◆ Problem description ◆
Output every line below exactly.
** start Data entries **
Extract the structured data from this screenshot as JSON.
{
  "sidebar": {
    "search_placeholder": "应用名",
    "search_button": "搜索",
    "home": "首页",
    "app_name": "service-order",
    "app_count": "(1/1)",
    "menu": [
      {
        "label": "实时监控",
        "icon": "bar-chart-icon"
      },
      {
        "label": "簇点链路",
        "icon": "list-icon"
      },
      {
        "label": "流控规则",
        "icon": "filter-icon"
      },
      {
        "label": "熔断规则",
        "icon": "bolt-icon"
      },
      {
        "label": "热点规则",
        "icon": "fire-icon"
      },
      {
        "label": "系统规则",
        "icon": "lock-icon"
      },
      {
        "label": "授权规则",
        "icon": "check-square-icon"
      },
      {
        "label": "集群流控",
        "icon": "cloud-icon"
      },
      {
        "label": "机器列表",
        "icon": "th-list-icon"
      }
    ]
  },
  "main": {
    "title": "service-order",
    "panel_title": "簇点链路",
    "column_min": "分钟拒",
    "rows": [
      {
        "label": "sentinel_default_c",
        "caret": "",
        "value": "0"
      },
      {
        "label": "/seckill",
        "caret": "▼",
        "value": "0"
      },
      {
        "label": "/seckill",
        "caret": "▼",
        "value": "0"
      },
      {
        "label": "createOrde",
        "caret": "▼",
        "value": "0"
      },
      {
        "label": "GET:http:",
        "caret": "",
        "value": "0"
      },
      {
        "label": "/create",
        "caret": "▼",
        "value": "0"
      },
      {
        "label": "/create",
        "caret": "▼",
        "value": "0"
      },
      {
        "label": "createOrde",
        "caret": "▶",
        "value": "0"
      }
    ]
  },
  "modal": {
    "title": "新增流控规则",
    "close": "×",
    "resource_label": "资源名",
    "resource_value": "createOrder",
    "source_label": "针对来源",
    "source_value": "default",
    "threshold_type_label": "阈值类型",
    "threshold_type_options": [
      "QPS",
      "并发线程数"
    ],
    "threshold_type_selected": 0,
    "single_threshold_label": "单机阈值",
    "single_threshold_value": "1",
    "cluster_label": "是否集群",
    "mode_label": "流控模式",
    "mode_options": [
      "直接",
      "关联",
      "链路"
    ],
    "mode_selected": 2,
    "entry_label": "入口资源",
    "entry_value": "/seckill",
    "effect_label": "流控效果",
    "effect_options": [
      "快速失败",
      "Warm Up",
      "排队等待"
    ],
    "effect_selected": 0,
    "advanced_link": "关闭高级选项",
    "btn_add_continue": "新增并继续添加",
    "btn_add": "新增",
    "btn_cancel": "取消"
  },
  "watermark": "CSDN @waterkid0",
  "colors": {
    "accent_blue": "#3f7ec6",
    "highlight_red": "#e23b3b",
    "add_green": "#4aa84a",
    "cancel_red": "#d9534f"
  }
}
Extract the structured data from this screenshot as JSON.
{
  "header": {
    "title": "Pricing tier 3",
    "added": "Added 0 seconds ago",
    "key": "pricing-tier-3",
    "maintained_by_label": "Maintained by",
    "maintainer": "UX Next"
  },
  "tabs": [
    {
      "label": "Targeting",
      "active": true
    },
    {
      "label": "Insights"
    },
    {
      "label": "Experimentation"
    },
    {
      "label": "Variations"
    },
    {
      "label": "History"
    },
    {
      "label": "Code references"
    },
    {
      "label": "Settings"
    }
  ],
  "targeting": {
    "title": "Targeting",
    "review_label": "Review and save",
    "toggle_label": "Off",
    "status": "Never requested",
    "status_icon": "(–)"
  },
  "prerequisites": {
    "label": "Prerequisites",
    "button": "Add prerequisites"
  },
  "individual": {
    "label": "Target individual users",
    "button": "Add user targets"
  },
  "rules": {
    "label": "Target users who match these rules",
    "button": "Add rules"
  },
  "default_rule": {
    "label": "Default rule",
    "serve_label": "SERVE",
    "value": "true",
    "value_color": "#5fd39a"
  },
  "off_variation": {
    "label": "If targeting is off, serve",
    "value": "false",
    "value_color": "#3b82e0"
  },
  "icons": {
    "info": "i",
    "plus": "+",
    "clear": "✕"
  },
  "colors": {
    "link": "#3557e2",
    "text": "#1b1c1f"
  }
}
** end Data entries **
◆ Exercise solution ◆
Extract the structured data from this screenshot as JSON.
{
  "sidebar": {
    "search_placeholder": "应用名",
    "search_button": "搜索",
    "home": "首页",
    "app_name": "service-order",
    "app_count": "(1/1)",
    "menu": [
      {
        "label": "实时监控",
        "icon": "bar-chart-icon"
      },
      {
        "label": "簇点链路",
        "icon": "list-icon"
      },
      {
        "label": "流控规则",
        "icon": "filter-icon"
      },
      {
        "label": "熔断规则",
        "icon": "bolt-icon"
      },
      {
        "label": "热点规则",
        "icon": "fire-icon"
      },
      {
        "label": "系统规则",
        "icon": "lock-icon"
      },
      {
        "label": "授权规则",
        "icon": "check-square-icon"
      },
      {
        "label": "集群流控",
        "icon": "cloud-icon"
      },
      {
        "label": "机器列表",
        "icon": "th-list-icon"
      }
    ]
  },
  "main": {
    "title": "service-order",
    "panel_title": "簇点链路",
    "column_min": "分钟拒",
    "rows": [
      {
        "label": "sentinel_default_c",
        "caret": "",
        "value": "0"
      },
      {
        "label": "/seckill",
        "caret": "▼",
        "value": "0"
      },
      {
        "label": "/seckill",
        "caret": "▼",
        "value": "0"
      },
      {
        "label": "createOrde",
        "caret": "▼",
        "value": "0"
      },
      {
        "label": "GET:http:",
        "caret": "",
        "value": "0"
      },
      {
        "label": "/create",
        "caret": "▼",
        "value": "0"
      },
      {
        "label": "/create",
        "caret": "▼",
        "value": "0"
      },
      {
        "label": "createOrde",
        "caret": "▶",
        "value": "0"
      }
    ]
  },
  "modal": {
    "title": "新增流控规则",
    "close": "×",
    "resource_label": "资源名",
    "resource_value": "createOrder",
    "source_label": "针对来源",
    "source_value": "default",
    "threshold_type_label": "阈值类型",
    "threshold_type_options": [
      "QPS",
      "并发线程数"
    ],
    "threshold_type_selected": 0,
    "single_threshold_label": "单机阈值",
    "single_threshold_value": "1",
    "cluster_label": "是否集群",
    "mode_label": "流控模式",
    "mode_options": [
      "直接",
      "关联",
      "链路"
    ],
    "mode_selected": 2,
    "entry_label": "入口资源",
    "entry_value": "/seckill",
    "effect_label": "流控效果",
    "effect_options": [
      "快速失败",
      "Warm Up",
      "排队等待"
    ],
    "effect_selected": 0,
    "advanced_link": "关闭高级选项",
    "btn_add_continue": "新增并继续添加",
    "btn_add": "新增",
    "btn_cancel": "取消"
  },
  "watermark": "CSDN @waterkid0",
  "colors": {
    "accent_blue": "#3f7ec6",
    "highlight_red": "#e23b3b",
    "add_green": "#4aa84a",
    "cancel_red": "#d9534f"
  }
}
Extract the structured data from this screenshot as JSON.
{
  "header": {
    "title": "Pricing tier 3",
    "added": "Added 0 seconds ago",
    "key": "pricing-tier-3",
    "maintained_by_label": "Maintained by",
    "maintainer": "UX Next"
  },
  "tabs": [
    {
      "label": "Targeting",
      "active": true
    },
    {
      "label": "Insights"
    },
    {
      "label": "Experimentation"
    },
    {
      "label": "Variations"
    },
    {
      "label": "History"
    },
    {
      "label": "Code references"
    },
    {
      "label": "Settings"
    }
  ],
  "targeting": {
    "title": "Targeting",
    "review_label": "Review and save",
    "toggle_label": "Off",
    "status": "Never requested",
    "status_icon": "(–)"
  },
  "prerequisites": {
    "label": "Prerequisites",
    "button": "Add prerequisites"
  },
  "individual": {
    "label": "Target individual users",
    "button": "Add user targets"
  },
  "rules": {
    "label": "Target users who match these rules",
    "button": "Add rules"
  },
  "default_rule": {
    "label": "Default rule",
    "serve_label": "SERVE",
    "value": "true",
    "value_color": "#5fd39a"
  },
  "off_variation": {
    "label": "If targeting is off, serve",
    "value": "false",
    "value_color": "#3b82e0"
  },
  "icons": {
    "info": "i",
    "plus": "+",
    "clear": "✕"
  },
  "colors": {
    "link": "#3557e2",
    "text": "#1b1c1f"
  }
}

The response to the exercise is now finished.